■ DATA FOR THIS EXERCISE
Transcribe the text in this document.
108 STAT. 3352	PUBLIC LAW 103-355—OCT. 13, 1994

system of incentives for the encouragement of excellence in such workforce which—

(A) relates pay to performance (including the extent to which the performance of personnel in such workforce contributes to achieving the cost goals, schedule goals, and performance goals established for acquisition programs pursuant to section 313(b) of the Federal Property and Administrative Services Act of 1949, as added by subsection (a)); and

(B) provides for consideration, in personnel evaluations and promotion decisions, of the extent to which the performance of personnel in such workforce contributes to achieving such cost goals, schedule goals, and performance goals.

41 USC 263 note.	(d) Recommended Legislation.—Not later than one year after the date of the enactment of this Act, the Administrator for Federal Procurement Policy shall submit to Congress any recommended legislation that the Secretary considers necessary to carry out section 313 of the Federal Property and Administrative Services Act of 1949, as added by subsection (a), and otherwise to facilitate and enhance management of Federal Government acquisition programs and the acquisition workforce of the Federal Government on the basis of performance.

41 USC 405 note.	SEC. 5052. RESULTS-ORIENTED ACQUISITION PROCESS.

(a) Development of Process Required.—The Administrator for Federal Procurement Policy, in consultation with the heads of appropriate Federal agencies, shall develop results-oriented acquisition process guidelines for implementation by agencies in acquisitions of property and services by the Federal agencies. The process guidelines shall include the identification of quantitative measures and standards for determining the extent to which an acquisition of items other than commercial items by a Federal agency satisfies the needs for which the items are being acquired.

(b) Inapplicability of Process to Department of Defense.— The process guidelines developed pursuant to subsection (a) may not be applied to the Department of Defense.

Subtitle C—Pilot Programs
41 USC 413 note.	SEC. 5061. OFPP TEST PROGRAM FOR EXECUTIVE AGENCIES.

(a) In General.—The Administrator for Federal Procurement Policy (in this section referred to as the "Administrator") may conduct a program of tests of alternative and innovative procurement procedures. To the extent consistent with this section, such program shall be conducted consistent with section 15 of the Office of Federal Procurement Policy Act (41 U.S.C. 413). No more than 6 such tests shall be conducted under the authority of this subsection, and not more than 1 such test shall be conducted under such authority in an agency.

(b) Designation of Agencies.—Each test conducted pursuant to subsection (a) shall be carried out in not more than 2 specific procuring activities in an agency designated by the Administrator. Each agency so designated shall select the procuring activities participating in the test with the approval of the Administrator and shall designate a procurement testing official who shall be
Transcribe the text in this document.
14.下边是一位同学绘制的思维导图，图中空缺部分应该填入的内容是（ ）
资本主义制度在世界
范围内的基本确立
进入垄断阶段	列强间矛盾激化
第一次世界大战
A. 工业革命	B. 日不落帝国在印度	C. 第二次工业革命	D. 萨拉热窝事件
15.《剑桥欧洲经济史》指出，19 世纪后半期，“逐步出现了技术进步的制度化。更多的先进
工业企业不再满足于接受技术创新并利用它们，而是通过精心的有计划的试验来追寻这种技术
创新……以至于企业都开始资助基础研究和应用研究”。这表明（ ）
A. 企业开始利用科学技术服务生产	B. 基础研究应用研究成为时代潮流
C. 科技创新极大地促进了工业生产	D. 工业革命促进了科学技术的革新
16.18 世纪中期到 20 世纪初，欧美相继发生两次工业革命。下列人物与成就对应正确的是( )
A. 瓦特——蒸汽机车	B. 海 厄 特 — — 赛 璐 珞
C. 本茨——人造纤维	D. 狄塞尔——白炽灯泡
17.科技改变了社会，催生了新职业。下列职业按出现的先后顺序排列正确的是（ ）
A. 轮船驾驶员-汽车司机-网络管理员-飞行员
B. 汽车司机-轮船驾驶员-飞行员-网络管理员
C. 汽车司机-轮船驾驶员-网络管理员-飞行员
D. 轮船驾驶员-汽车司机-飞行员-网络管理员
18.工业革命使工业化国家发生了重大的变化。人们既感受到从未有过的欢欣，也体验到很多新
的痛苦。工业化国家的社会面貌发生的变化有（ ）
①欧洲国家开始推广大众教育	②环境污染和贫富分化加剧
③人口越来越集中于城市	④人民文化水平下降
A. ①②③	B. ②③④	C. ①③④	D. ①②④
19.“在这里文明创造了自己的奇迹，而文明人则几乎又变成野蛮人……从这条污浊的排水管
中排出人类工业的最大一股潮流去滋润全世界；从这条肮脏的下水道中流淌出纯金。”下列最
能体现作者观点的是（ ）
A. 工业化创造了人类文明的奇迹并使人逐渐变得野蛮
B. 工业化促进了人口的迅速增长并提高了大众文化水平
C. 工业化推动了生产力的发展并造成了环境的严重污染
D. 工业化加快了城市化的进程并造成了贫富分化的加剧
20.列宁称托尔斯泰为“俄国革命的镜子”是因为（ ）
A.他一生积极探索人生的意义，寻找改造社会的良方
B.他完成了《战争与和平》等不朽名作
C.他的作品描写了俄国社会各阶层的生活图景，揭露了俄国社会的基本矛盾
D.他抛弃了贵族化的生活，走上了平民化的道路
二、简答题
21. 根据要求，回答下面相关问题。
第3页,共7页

■ WHAT IS EXPECTED
Show the lines from the data above that contain the string "agency".

■ SOLUTION TO THE EXERCISE
(a) Development of Process Required.—The Administrator for Federal Procurement Policy, in consultation with the heads of appropriate Federal agencies, shall develop results-oriented acquisition process guidelines for implementation by agencies in acquisitions of property and services by the Federal agencies. The process guidelines shall include the identification of quantitative measures and standards for determining the extent to which an acquisition of items other than commercial items by a Federal agency satisfies the needs for which the items are being acquired.
(a) In General.—The Administrator for Federal Procurement Policy (in this section referred to as the "Administrator") may conduct a program of tests of alternative and innovative procurement procedures. To the extent consistent with this section, such program shall be conducted consistent with section 15 of the Office of Federal Procurement Policy Act (41 U.S.C. 413). No more than 6 such tests shall be conducted under the authority of this subsection, and not more than 1 such test shall be conducted under such authority in an agency.
(b) Designation of Agencies.—Each test conducted pursuant to subsection (a) shall be carried out in not more than 2 specific procuring activities in an agency designated by the Administrator. Each agency so designated shall select the procuring activities participating in the test with the approval of the Administrator and shall designate a procurement testing official who shall be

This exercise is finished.